/---
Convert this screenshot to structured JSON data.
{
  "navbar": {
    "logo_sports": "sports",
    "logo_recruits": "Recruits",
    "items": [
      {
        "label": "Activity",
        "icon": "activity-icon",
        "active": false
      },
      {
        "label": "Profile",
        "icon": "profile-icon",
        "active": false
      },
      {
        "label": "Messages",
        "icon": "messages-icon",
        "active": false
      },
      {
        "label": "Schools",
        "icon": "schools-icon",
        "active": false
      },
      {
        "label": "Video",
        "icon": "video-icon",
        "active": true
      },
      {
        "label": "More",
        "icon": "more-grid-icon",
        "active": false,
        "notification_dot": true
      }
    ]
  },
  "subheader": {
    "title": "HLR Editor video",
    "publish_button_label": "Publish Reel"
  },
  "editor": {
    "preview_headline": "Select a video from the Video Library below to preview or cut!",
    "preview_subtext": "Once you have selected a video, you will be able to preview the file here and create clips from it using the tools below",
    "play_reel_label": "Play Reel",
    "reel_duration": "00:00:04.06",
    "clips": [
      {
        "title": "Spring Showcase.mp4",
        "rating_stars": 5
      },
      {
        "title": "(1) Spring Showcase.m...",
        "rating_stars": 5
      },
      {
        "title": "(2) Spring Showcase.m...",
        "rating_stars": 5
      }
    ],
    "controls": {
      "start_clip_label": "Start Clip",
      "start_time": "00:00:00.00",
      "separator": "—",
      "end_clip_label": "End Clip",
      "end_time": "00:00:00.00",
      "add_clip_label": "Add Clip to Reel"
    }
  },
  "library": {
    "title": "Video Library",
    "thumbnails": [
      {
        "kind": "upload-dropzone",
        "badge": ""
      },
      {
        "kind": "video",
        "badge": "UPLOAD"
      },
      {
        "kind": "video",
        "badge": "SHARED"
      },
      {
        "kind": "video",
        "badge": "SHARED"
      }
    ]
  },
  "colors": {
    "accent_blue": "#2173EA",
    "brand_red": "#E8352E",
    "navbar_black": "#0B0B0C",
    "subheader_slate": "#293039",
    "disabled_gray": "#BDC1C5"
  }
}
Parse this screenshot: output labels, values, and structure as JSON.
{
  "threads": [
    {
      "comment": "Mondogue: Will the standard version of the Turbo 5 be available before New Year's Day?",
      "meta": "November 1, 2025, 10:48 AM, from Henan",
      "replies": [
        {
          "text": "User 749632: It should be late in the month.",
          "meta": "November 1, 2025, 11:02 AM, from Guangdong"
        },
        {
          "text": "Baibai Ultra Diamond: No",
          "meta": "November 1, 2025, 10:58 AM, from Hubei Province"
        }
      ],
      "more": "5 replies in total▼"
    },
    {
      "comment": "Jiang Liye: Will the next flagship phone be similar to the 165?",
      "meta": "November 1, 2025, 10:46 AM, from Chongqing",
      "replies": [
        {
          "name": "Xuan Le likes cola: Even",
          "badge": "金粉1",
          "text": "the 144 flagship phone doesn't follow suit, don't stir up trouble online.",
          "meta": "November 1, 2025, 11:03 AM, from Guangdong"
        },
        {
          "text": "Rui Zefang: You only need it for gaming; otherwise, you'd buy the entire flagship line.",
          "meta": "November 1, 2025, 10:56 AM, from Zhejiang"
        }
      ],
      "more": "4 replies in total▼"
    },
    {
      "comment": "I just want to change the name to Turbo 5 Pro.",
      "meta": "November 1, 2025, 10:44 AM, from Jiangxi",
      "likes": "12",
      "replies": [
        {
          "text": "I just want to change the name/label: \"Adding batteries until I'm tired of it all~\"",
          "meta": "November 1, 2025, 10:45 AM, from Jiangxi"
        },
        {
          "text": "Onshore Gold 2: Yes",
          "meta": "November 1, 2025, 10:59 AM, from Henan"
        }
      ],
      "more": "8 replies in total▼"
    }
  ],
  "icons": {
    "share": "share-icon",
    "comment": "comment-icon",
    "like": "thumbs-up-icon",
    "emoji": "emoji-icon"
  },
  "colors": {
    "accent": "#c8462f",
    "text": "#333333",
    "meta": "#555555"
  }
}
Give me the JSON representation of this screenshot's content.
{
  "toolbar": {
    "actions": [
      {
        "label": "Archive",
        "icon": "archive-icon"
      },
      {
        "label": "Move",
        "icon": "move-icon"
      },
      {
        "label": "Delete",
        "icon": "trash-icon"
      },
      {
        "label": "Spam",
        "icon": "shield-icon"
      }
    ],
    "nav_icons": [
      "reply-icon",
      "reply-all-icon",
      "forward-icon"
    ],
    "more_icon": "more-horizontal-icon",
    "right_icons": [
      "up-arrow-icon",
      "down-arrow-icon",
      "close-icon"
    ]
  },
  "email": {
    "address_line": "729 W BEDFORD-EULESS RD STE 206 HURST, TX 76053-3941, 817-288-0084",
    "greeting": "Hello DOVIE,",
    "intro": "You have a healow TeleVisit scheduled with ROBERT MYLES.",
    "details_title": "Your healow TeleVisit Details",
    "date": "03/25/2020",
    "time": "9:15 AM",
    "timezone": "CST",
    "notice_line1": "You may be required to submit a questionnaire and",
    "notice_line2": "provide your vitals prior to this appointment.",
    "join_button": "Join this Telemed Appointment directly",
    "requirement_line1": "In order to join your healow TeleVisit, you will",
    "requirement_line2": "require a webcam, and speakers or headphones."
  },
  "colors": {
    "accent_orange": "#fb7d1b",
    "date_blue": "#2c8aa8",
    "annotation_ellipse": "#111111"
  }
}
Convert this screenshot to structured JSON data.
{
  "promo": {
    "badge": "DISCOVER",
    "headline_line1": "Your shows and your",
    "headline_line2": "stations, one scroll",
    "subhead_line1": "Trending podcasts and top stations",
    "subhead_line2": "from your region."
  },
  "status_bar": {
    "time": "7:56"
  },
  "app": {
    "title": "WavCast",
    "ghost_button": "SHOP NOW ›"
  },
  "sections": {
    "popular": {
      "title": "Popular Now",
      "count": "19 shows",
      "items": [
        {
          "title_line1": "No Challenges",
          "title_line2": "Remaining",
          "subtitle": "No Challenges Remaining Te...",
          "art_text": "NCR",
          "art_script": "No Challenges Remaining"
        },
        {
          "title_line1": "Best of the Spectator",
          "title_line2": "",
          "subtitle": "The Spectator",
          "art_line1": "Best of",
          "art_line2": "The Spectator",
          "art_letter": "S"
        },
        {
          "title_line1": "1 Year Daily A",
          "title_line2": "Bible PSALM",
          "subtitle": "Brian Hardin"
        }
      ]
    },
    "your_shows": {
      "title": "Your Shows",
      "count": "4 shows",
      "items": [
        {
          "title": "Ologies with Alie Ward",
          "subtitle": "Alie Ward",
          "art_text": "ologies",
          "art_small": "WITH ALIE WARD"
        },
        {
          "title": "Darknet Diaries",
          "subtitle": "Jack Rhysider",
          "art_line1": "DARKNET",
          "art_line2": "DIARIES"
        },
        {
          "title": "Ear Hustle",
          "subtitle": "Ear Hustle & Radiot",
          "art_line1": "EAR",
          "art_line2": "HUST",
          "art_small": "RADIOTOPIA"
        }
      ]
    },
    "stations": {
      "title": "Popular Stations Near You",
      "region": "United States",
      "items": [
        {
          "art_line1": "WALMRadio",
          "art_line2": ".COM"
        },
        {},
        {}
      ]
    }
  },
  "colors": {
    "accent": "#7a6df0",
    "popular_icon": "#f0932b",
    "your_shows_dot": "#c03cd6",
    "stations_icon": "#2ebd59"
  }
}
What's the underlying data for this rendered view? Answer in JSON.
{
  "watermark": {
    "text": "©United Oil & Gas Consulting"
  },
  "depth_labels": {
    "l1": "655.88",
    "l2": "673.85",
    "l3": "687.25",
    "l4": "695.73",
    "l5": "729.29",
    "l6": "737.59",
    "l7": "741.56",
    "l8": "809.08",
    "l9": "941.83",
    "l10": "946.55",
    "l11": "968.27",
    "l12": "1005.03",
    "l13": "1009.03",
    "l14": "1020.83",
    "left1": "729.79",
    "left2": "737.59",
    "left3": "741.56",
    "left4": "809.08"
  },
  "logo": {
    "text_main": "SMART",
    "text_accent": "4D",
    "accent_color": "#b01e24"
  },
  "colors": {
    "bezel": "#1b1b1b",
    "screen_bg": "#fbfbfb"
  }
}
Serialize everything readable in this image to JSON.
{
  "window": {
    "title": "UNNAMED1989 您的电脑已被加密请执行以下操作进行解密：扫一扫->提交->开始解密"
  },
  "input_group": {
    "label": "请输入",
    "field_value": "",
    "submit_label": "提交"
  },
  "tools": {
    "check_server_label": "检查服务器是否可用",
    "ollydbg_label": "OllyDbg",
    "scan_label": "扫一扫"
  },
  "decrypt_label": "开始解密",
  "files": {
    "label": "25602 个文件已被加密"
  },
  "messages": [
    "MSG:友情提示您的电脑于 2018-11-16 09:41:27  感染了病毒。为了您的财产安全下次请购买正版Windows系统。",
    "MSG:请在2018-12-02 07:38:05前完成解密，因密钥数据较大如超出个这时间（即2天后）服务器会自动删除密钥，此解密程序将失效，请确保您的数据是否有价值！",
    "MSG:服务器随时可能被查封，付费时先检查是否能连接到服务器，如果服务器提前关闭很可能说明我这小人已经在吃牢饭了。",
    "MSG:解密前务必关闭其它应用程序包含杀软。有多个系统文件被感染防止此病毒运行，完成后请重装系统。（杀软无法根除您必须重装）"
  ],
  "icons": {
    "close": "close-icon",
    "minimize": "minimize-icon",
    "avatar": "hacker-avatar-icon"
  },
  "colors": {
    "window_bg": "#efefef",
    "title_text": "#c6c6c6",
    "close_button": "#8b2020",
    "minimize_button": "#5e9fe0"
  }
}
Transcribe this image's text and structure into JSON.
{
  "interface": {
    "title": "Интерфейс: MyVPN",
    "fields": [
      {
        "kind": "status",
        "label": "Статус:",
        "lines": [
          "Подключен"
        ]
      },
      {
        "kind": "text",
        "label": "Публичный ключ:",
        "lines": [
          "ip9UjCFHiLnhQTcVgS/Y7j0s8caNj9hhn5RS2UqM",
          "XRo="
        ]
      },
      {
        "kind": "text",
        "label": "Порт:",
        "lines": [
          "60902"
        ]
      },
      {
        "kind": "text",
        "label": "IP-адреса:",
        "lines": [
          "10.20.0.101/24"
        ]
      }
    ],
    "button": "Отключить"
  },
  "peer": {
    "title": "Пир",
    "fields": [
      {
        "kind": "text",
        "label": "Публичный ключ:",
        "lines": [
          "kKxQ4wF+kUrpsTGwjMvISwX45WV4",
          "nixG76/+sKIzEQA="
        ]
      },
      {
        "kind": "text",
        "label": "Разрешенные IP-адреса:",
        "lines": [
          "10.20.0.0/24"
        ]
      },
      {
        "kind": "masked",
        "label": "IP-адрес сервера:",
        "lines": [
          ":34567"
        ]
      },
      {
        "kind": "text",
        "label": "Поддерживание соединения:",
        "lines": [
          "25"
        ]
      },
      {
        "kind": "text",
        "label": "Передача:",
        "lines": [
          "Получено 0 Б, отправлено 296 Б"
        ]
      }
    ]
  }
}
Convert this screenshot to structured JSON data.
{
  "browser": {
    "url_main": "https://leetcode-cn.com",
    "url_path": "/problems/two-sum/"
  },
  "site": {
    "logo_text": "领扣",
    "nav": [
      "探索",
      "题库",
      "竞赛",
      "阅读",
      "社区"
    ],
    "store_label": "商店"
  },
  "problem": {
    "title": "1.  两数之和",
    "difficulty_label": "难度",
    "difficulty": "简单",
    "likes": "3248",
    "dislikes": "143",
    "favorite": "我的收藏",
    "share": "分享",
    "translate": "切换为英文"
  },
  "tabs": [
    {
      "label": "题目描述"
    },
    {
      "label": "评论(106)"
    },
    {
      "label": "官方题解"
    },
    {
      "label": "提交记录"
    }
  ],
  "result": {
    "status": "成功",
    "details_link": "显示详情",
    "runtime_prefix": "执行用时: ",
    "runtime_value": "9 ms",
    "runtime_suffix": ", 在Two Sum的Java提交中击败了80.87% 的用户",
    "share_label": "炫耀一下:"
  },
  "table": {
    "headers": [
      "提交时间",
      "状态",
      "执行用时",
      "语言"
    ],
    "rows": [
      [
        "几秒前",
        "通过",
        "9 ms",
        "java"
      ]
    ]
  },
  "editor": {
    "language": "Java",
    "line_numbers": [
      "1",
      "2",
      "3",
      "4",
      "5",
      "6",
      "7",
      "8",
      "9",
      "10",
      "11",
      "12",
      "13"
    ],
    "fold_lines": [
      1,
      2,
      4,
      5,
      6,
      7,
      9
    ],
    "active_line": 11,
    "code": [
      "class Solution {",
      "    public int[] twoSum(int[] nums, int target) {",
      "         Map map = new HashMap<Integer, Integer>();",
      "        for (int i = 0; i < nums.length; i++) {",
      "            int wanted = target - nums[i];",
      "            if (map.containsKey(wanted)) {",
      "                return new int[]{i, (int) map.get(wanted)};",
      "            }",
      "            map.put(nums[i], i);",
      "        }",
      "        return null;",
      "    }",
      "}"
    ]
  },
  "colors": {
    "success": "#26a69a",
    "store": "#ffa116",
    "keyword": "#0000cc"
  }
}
\---
> _WHAT NEEDS TO BE DONE_: Using the entries above, return each line in which the word "Henan" occurs.

> _EXPECTED ANSWER_:
      "meta": "November 1, 2025, 10:48 AM, from Henan",
          "meta": "November 1, 2025, 10:59 AM, from Henan"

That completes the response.